Exercise: Look through the material below for "this". Copy every line that contains it.

--- BEGIN Supplied records ---

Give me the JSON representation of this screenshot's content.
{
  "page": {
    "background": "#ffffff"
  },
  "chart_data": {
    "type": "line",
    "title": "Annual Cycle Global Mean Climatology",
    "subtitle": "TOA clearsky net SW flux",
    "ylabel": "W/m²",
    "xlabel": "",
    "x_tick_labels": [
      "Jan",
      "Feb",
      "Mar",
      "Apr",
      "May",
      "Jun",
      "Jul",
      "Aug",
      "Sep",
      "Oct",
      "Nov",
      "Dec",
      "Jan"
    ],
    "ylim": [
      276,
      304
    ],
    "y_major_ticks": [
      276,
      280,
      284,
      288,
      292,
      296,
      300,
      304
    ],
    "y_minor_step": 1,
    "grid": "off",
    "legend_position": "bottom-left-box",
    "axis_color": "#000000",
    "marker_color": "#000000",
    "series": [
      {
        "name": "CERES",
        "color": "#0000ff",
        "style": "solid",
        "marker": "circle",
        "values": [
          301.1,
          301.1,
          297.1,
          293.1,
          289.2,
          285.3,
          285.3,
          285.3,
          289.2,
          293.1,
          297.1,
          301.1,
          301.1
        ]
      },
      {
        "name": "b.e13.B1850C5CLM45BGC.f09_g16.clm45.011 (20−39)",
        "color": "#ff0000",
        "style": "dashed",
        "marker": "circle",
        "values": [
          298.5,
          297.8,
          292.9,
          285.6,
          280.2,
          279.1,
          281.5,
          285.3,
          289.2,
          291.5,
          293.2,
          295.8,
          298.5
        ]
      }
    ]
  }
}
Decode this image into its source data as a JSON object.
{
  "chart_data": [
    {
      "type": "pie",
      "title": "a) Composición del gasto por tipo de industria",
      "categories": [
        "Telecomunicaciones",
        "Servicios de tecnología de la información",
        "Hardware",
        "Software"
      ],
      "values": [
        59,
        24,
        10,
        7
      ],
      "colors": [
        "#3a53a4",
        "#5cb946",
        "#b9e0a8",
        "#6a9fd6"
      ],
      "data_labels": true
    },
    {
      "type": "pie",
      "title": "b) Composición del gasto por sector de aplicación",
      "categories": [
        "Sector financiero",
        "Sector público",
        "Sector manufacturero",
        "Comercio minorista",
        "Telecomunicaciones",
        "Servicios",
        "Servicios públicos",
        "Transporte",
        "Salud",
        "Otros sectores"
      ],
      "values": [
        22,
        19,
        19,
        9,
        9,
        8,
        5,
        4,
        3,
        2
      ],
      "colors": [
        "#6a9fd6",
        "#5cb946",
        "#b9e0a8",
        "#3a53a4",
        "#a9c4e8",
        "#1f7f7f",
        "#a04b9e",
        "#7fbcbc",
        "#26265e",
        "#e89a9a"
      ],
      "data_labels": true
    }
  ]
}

--- END Supplied records ---

Solution:
Give me the JSON representation of this screenshot's content.
Decode this image into its source data as a JSON object.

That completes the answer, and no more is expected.